-- BEGIN SOURCE PASSAGE --
The sales-to-active listings ratio sits at 13.1 per cent overall, indicating a balanced market leaning toward buyers. By segment, detached homes sit at 10.7 per cent—below the 12 per cent threshold that historically triggers downward price pressure—while attached homes are at 15.4 per cent and apartments at 14.2 per cent. GVR chief economist Andrew Lis noted that apartment declines were not uniform across the region, with North and East Vancouver actually posting sales increases compared to last year. Month-over-month price trends were flat across all housing types, though year-over-year declines remain significant at 6.2 per cent for the composite benchmark.
Question
For buyers specifically targeting the apartment market, does the 7.9 per cent year-over-year price drop combined with inventory levels 34.6 per cent above the long-term average create a genuine window to negotiate aggressively, or should they hold off expecting deeper discounts later this year?
-- END SOURCE PASSAGE --
-- BEGIN DATASET EXCERPTS --
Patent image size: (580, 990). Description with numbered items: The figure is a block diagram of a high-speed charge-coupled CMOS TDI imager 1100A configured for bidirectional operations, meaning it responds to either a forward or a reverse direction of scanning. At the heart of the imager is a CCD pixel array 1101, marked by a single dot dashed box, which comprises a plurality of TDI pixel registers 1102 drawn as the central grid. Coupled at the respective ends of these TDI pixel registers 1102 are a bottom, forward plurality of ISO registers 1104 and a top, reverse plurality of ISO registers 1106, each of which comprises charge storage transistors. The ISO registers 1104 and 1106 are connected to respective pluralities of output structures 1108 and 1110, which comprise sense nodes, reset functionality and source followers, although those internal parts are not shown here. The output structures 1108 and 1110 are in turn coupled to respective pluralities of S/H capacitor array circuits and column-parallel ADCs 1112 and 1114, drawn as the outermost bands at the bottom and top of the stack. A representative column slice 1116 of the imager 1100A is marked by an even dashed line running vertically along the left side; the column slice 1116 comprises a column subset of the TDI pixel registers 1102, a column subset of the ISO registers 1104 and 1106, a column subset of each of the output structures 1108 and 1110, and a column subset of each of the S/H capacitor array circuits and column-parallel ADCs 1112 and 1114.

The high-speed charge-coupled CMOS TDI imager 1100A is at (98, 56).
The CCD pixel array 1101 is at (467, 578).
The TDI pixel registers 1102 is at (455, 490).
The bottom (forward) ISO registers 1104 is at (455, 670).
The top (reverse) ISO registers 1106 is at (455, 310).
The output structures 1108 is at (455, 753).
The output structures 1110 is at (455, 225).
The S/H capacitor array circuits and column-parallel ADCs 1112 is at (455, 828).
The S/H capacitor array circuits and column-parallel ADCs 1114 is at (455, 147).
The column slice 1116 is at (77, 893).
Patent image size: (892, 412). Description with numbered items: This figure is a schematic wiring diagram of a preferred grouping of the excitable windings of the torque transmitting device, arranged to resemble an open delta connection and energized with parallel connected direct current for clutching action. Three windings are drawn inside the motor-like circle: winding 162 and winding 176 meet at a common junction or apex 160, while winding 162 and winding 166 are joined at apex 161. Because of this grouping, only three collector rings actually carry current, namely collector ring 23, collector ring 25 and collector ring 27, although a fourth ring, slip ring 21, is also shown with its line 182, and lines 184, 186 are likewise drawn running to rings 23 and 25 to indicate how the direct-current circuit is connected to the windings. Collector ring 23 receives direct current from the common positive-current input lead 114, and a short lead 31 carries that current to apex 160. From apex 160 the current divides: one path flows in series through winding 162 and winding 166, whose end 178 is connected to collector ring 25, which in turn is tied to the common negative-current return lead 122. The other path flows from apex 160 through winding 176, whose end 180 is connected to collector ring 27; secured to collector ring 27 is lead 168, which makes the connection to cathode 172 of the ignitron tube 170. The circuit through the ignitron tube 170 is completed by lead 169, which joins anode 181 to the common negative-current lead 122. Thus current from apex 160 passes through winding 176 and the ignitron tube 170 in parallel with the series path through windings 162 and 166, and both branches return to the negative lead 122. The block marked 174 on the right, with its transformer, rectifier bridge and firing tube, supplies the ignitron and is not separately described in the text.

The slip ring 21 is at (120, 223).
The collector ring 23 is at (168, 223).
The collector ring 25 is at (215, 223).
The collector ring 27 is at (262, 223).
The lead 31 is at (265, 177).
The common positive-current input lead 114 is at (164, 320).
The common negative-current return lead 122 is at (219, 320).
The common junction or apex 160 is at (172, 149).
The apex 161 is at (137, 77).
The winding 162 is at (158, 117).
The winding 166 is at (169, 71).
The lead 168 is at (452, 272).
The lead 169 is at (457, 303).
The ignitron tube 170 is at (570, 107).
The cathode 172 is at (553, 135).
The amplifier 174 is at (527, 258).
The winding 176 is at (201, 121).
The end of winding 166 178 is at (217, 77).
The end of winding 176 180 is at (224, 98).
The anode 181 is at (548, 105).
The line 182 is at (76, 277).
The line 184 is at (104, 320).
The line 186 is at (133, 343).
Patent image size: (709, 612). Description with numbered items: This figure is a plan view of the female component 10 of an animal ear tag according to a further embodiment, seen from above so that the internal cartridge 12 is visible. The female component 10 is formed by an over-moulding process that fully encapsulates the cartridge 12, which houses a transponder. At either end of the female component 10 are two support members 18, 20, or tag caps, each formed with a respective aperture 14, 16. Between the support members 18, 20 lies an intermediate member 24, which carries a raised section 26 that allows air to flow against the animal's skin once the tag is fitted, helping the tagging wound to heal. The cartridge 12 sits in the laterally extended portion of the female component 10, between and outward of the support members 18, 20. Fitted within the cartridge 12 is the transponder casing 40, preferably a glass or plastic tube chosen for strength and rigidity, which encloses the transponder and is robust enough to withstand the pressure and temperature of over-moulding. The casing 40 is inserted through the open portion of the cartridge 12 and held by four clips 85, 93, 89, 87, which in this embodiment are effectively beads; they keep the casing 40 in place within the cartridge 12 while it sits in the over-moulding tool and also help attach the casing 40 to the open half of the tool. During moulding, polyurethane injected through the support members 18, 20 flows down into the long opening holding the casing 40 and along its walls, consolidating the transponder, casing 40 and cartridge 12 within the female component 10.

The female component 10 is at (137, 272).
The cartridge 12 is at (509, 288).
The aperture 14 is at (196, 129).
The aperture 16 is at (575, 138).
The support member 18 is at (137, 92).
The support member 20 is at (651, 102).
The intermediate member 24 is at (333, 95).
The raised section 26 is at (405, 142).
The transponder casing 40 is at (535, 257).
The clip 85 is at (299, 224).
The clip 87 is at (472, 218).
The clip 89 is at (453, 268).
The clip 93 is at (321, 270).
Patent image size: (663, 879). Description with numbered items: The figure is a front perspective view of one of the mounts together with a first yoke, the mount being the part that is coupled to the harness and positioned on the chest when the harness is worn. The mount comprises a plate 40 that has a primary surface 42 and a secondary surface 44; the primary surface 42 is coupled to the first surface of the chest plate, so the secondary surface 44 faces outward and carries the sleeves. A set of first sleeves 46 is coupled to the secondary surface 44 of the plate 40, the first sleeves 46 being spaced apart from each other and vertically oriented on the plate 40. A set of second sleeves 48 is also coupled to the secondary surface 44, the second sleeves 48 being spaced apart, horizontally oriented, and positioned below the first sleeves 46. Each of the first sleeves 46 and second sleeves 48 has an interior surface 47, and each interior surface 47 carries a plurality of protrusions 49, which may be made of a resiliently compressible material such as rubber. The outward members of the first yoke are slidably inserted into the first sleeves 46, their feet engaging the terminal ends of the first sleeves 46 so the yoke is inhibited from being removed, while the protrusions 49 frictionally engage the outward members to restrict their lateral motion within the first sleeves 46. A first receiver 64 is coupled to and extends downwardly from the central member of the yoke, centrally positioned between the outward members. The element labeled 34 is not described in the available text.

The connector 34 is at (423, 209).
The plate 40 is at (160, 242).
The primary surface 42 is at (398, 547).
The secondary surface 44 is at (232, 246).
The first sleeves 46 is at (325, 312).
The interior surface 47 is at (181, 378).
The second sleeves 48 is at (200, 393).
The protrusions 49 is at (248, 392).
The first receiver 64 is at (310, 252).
-- END DATASET EXCERPTS --
▶ [TASKS TO CARRY OUT]:
a. In the Vancouver housing market passage, what is the sales-to-active listings ratio for detached homes?
b. For each statement, say whether it agrees with the Vancouver housing market passage, and quote the words from the passage that decide it.
(i) Attached homes have a higher sales-to-active listings ratio than apartments.
(ii) Month-over-month prices fell for every housing type.
(iii) Apartment declines were the same throughout the region.
c. Reproduce the Vancouver housing market passage word for word from "The sales-to-active listings" to "the composite benchmark.".

▶ [RESPONSE LIST]:
a. 10.7 per cent

b.
(i) Yes: "attached homes are at 15.4 per cent and apartments at 14.2 per cent"
(ii) No: "Month-over-month price trends were flat across all housing types"
(iii) No: "apartment declines were not uniform across the region"

c.
The sales-to-active listings ratio sits at 13.1 per cent overall, indicating a balanced market leaning toward buyers. By segment, detached homes sit at 10.7 per cent—below the 12 per cent threshold that historically triggers downward price pressure—while attached homes are at 15.4 per cent and apartments at 14.2 per cent. GVR chief economist Andrew Lis noted that apartment declines were not uniform across the region, with North and East Vancouver actually posting sales increases compared to last year. Month-over-month price trends were flat across all housing types, though year-over-year declines remain significant at 6.2 per cent for the composite benchmark.